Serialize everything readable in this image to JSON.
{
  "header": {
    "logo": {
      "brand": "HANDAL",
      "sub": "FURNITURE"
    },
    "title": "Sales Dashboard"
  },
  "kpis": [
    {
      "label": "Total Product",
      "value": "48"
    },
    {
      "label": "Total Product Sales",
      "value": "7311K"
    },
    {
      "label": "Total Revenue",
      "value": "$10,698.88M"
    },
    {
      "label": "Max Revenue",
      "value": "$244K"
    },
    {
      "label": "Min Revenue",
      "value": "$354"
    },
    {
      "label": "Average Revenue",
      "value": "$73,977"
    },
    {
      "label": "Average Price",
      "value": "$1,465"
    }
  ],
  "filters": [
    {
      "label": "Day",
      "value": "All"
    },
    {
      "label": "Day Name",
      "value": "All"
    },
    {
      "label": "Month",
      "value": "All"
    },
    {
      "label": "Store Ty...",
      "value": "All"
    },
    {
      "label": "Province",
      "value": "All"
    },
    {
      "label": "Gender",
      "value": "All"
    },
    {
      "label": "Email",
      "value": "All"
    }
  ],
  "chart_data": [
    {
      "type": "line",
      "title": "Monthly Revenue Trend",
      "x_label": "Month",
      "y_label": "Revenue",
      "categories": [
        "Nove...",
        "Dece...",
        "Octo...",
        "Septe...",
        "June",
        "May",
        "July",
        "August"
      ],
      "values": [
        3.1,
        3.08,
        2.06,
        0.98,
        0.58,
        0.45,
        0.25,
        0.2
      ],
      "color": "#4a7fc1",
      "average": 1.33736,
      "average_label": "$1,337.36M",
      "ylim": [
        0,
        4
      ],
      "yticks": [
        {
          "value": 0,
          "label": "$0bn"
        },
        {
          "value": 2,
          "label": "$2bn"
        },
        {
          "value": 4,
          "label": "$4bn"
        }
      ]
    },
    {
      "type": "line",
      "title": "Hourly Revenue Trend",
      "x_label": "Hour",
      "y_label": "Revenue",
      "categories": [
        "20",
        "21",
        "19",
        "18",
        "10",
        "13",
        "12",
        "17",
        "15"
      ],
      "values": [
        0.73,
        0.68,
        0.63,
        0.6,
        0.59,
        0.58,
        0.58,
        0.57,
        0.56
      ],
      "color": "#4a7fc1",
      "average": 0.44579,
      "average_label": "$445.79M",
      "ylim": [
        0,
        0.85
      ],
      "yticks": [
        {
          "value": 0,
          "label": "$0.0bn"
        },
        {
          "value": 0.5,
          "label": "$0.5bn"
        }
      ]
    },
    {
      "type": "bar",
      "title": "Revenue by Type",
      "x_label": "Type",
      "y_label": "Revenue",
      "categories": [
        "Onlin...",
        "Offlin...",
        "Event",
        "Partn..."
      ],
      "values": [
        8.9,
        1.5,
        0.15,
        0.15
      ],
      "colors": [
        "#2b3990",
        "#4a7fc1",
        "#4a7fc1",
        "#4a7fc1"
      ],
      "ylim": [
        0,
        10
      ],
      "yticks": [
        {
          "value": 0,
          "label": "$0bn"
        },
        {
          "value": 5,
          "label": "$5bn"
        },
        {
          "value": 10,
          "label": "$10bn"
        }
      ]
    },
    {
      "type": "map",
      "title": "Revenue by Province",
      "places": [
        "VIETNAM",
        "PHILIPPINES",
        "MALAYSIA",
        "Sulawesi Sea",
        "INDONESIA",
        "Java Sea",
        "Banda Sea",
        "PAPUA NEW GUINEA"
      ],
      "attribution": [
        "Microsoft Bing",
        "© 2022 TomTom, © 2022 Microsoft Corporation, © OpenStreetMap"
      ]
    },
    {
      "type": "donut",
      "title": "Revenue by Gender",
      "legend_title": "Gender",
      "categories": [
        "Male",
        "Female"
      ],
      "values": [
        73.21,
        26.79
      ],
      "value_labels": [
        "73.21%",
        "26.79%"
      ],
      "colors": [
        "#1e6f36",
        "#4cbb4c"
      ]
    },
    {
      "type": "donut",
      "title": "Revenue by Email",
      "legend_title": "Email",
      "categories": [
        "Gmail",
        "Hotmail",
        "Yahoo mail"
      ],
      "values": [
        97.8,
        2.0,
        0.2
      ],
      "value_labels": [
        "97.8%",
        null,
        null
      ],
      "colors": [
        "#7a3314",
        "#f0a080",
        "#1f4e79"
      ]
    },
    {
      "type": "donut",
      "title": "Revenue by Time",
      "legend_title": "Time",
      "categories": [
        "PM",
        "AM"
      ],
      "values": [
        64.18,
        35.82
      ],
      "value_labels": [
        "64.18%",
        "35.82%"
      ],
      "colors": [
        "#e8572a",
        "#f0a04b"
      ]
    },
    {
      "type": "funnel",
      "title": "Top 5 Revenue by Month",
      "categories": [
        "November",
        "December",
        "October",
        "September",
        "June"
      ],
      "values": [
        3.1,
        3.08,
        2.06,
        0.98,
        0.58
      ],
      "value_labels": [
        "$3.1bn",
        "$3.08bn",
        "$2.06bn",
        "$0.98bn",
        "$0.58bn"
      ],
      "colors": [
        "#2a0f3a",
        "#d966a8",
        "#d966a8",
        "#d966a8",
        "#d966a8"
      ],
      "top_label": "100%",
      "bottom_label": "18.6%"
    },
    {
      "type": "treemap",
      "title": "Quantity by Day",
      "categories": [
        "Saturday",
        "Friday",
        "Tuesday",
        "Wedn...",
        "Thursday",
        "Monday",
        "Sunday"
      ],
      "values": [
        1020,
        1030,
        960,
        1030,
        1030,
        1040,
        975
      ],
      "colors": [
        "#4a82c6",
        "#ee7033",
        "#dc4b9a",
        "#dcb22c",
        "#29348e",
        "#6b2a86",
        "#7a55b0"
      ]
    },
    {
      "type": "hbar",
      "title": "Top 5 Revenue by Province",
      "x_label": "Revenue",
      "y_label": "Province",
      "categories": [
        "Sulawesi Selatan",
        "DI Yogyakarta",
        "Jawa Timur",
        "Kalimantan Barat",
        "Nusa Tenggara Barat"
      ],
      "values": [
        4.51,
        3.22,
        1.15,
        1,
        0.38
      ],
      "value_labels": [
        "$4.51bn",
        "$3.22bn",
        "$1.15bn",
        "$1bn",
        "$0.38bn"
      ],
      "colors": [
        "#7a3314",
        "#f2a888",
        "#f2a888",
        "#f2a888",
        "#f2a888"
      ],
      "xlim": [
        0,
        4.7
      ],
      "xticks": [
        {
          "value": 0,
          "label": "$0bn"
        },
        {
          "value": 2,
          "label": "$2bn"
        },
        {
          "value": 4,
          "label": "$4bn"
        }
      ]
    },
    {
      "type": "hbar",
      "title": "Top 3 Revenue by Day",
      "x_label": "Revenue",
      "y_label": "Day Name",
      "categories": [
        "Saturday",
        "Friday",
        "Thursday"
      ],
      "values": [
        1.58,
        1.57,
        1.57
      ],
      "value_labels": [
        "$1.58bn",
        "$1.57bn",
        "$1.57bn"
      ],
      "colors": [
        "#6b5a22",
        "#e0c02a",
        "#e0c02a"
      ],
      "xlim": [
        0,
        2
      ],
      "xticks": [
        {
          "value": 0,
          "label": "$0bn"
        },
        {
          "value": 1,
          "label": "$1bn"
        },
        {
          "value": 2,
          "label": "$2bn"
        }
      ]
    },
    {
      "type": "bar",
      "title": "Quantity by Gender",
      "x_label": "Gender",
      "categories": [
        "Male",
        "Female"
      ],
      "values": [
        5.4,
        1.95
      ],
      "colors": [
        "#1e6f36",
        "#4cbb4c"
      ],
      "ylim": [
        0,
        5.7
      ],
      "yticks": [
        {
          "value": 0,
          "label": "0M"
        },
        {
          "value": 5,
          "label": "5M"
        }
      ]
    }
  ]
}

----

▶ Task to complete:
Only the number is wanted: how many lines in the entries above contain the string "Trend"?

▶ Written response:
2